Dataset records:
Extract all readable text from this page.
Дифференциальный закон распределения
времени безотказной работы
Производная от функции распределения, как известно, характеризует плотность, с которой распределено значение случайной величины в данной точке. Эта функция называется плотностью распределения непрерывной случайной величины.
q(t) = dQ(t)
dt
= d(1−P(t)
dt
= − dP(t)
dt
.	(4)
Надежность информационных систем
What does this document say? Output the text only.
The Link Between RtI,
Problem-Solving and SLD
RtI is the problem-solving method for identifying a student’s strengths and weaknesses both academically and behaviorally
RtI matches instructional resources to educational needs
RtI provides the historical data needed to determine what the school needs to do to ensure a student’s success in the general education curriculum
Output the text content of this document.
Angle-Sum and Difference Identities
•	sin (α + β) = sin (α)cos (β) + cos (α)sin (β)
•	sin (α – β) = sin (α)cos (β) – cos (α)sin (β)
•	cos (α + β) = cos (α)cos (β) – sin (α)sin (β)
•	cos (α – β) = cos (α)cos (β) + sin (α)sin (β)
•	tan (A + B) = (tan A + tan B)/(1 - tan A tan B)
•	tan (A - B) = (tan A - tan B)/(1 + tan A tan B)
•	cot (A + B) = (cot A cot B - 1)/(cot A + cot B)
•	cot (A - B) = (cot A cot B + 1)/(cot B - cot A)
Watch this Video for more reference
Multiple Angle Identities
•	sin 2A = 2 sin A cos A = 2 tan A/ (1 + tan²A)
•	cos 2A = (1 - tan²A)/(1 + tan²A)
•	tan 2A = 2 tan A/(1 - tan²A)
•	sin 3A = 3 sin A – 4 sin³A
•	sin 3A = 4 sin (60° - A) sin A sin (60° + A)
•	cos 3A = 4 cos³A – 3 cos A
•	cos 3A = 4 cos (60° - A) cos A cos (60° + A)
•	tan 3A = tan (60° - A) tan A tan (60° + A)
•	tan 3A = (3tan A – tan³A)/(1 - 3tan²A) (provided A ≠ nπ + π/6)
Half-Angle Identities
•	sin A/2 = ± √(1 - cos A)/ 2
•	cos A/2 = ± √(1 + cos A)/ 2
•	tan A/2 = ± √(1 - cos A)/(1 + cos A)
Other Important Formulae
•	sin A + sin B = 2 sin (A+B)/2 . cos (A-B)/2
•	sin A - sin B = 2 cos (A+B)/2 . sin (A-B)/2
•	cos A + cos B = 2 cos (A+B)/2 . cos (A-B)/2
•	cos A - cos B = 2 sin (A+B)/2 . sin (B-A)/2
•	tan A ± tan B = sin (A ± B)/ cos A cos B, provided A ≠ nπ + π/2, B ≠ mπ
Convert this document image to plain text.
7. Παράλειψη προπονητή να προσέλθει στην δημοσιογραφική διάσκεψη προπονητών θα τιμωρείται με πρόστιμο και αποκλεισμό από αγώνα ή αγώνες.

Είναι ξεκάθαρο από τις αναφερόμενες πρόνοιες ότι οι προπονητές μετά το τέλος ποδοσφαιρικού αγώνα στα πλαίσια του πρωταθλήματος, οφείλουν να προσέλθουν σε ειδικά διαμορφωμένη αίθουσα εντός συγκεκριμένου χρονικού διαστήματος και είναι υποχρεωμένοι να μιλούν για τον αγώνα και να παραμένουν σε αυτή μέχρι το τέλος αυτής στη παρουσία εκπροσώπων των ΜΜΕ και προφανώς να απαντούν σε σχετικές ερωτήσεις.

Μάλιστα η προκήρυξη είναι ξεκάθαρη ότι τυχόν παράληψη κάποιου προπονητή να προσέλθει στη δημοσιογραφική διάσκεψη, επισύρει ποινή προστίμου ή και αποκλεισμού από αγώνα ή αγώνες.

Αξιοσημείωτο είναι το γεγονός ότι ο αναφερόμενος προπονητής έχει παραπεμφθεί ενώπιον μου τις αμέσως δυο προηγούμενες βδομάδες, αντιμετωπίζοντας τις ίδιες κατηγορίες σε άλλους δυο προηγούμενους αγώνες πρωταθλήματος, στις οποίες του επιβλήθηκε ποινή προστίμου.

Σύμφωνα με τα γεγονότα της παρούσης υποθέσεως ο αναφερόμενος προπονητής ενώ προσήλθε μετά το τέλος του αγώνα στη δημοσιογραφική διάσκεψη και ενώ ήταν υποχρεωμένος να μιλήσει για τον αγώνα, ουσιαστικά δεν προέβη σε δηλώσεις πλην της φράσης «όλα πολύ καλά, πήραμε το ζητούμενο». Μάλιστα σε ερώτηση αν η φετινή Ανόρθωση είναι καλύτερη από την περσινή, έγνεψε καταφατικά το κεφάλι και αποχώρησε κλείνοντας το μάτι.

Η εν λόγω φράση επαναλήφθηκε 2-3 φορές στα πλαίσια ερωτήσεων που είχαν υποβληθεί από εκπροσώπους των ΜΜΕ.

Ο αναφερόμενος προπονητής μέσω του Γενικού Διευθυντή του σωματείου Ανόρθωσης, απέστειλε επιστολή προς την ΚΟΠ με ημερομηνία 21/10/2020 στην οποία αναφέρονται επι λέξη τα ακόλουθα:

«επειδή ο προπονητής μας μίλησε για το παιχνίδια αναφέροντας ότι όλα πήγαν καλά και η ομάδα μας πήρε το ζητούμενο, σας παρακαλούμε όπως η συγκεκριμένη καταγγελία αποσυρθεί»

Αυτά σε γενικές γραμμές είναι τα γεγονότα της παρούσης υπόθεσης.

### Exercise
Output an exact copy of each record.

### Worked solution
Extract all readable text from this page.
Дифференциальный закон распределения
времени безотказной работы
Производная от функции распределения, как известно, характеризует плотность, с которой распределено значение случайной величины в данной точке. Эта функция называется плотностью распределения непрерывной случайной величины.
q(t) = dQ(t)
dt
= d(1−P(t)
dt
= − dP(t)
dt
.	(4)
Надежность информационных систем
What does this document say? Output the text only.
The Link Between RtI,
Problem-Solving and SLD
RtI is the problem-solving method for identifying a student’s strengths and weaknesses both academically and behaviorally
RtI matches instructional resources to educational needs
RtI provides the historical data needed to determine what the school needs to do to ensure a student’s success in the general education curriculum
Output the text content of this document.
Angle-Sum and Difference Identities
•	sin (α + β) = sin (α)cos (β) + cos (α)sin (β)
•	sin (α – β) = sin (α)cos (β) – cos (α)sin (β)
•	cos (α + β) = cos (α)cos (β) – sin (α)sin (β)
•	cos (α – β) = cos (α)cos (β) + sin (α)sin (β)
•	tan (A + B) = (tan A + tan B)/(1 - tan A tan B)
•	tan (A - B) = (tan A - tan B)/(1 + tan A tan B)
•	cot (A + B) = (cot A cot B - 1)/(cot A + cot B)
•	cot (A - B) = (cot A cot B + 1)/(cot B - cot A)
Watch this Video for more reference
Multiple Angle Identities
•	sin 2A = 2 sin A cos A = 2 tan A/ (1 + tan²A)
•	cos 2A = (1 - tan²A)/(1 + tan²A)
•	tan 2A = 2 tan A/(1 - tan²A)
•	sin 3A = 3 sin A – 4 sin³A
•	sin 3A = 4 sin (60° - A) sin A sin (60° + A)
•	cos 3A = 4 cos³A – 3 cos A
•	cos 3A = 4 cos (60° - A) cos A cos (60° + A)
•	tan 3A = tan (60° - A) tan A tan (60° + A)
•	tan 3A = (3tan A – tan³A)/(1 - 3tan²A) (provided A ≠ nπ + π/6)
Half-Angle Identities
•	sin A/2 = ± √(1 - cos A)/ 2
•	cos A/2 = ± √(1 + cos A)/ 2
•	tan A/2 = ± √(1 - cos A)/(1 + cos A)
Other Important Formulae
•	sin A + sin B = 2 sin (A+B)/2 . cos (A-B)/2
•	sin A - sin B = 2 cos (A+B)/2 . sin (A-B)/2
•	cos A + cos B = 2 cos (A+B)/2 . cos (A-B)/2
•	cos A - cos B = 2 sin (A+B)/2 . sin (B-A)/2
•	tan A ± tan B = sin (A ± B)/ cos A cos B, provided A ≠ nπ + π/2, B ≠ mπ
Convert this document image to plain text.
7. Παράλειψη προπονητή να προσέλθει στην δημοσιογραφική διάσκεψη προπονητών θα τιμωρείται με πρόστιμο και αποκλεισμό από αγώνα ή αγώνες.

Είναι ξεκάθαρο από τις αναφερόμενες πρόνοιες ότι οι προπονητές μετά το τέλος ποδοσφαιρικού αγώνα στα πλαίσια του πρωταθλήματος, οφείλουν να προσέλθουν σε ειδικά διαμορφωμένη αίθουσα εντός συγκεκριμένου χρονικού διαστήματος και είναι υποχρεωμένοι να μιλούν για τον αγώνα και να παραμένουν σε αυτή μέχρι το τέλος αυτής στη παρουσία εκπροσώπων των ΜΜΕ και προφανώς να απαντούν σε σχετικές ερωτήσεις.

Μάλιστα η προκήρυξη είναι ξεκάθαρη ότι τυχόν παράληψη κάποιου προπονητή να προσέλθει στη δημοσιογραφική διάσκεψη, επισύρει ποινή προστίμου ή και αποκλεισμού από αγώνα ή αγώνες.

Αξιοσημείωτο είναι το γεγονός ότι ο αναφερόμενος προπονητής έχει παραπεμφθεί ενώπιον μου τις αμέσως δυο προηγούμενες βδομάδες, αντιμετωπίζοντας τις ίδιες κατηγορίες σε άλλους δυο προηγούμενους αγώνες πρωταθλήματος, στις οποίες του επιβλήθηκε ποινή προστίμου.

Σύμφωνα με τα γεγονότα της παρούσης υποθέσεως ο αναφερόμενος προπονητής ενώ προσήλθε μετά το τέλος του αγώνα στη δημοσιογραφική διάσκεψη και ενώ ήταν υποχρεωμένος να μιλήσει για τον αγώνα, ουσιαστικά δεν προέβη σε δηλώσεις πλην της φράσης «όλα πολύ καλά, πήραμε το ζητούμενο». Μάλιστα σε ερώτηση αν η φετινή Ανόρθωση είναι καλύτερη από την περσινή, έγνεψε καταφατικά το κεφάλι και αποχώρησε κλείνοντας το μάτι.

Η εν λόγω φράση επαναλήφθηκε 2-3 φορές στα πλαίσια ερωτήσεων που είχαν υποβληθεί από εκπροσώπους των ΜΜΕ.

Ο αναφερόμενος προπονητής μέσω του Γενικού Διευθυντή του σωματείου Ανόρθωσης, απέστειλε επιστολή προς την ΚΟΠ με ημερομηνία 21/10/2020 στην οποία αναφέρονται επι λέξη τα ακόλουθα:

«επειδή ο προπονητής μας μίλησε για το παιχνίδια αναφέροντας ότι όλα πήγαν καλά και η ομάδα μας πήρε το ζητούμενο, σας παρακαλούμε όπως η συγκεκριμένη καταγγελία αποσυρθεί»

Αυτά σε γενικές γραμμές είναι τα γεγονότα της παρούσης υπόθεσης.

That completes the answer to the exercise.